Directions:
Find the lines in these entries that include the word "Distribution" and state how many there are, with no other words.

(Excerpts from a figure dataset)
▽
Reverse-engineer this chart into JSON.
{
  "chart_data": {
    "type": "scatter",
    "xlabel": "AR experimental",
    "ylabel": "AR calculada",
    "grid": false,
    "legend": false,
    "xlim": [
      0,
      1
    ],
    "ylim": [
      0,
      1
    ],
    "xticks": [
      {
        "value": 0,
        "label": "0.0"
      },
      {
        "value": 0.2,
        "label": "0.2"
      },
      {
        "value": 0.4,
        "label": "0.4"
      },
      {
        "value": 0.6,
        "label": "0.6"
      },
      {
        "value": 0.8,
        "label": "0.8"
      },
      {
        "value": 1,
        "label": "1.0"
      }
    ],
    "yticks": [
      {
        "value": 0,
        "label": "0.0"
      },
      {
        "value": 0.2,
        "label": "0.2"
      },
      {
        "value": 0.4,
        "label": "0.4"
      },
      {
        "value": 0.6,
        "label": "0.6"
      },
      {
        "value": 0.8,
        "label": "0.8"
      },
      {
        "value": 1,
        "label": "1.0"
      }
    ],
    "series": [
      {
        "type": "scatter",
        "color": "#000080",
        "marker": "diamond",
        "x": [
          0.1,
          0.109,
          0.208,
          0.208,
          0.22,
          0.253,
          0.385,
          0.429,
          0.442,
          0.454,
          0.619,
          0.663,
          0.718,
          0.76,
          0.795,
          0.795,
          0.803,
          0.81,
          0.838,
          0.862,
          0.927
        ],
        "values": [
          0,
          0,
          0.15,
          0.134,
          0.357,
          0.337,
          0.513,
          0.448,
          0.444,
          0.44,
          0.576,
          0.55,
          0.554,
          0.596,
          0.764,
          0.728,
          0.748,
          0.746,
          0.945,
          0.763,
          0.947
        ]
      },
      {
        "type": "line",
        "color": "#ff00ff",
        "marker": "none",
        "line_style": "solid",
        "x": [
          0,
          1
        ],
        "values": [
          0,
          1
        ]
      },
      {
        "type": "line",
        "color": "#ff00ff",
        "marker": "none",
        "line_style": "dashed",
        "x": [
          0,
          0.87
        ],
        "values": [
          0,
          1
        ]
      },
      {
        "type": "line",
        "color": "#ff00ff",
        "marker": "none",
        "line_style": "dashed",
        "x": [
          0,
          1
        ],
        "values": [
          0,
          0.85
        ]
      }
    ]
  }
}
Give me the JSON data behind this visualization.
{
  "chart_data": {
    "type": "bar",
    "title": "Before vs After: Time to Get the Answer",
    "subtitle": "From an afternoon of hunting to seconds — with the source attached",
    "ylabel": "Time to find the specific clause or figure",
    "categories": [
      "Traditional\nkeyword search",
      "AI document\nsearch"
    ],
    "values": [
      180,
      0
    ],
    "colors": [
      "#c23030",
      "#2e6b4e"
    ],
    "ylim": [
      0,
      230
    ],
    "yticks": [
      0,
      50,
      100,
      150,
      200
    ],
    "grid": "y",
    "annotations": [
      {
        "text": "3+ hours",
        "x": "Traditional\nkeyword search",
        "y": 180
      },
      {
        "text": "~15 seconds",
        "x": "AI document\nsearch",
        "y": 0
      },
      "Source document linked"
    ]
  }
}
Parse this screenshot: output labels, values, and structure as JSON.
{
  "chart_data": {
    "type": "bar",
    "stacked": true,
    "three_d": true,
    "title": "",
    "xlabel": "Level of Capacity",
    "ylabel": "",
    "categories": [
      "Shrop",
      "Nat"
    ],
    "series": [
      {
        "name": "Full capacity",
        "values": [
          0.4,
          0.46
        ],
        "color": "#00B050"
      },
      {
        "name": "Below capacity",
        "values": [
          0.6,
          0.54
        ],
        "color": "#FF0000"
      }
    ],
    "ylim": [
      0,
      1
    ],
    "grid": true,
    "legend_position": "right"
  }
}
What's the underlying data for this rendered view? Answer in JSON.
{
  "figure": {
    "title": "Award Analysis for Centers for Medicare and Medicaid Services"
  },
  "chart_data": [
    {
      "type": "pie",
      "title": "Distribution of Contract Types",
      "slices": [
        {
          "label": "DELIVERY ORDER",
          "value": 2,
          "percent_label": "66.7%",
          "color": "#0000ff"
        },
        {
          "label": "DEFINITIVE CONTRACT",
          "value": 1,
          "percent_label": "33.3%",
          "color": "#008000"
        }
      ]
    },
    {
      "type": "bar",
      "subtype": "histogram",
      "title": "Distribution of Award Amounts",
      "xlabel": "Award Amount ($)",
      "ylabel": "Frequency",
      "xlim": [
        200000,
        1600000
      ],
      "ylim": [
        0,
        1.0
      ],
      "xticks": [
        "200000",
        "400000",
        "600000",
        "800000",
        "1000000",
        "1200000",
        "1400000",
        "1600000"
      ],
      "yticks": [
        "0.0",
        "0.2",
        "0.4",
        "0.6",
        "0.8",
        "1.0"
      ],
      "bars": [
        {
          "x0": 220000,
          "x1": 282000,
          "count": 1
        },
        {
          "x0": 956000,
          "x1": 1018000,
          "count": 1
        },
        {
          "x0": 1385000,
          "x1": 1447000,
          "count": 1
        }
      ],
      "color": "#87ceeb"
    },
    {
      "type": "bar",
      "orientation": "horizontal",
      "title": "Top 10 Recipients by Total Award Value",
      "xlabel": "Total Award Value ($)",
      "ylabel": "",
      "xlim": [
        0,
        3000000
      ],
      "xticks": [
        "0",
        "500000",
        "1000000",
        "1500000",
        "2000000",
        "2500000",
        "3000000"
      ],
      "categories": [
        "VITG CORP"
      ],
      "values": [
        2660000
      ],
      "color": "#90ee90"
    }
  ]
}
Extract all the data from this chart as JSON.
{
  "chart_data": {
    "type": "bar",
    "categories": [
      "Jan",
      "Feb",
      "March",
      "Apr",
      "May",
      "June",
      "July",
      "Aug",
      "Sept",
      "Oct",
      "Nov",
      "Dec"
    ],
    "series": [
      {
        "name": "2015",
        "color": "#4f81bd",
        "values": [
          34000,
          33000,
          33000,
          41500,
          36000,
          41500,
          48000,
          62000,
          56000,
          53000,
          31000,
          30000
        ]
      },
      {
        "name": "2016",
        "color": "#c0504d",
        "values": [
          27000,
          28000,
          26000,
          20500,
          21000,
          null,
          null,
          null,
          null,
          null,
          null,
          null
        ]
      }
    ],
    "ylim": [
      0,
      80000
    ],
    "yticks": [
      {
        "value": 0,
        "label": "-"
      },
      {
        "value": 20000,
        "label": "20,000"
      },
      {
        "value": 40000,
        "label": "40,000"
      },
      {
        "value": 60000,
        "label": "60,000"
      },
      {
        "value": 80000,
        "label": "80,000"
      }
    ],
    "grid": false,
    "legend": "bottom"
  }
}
△
Correct output:
2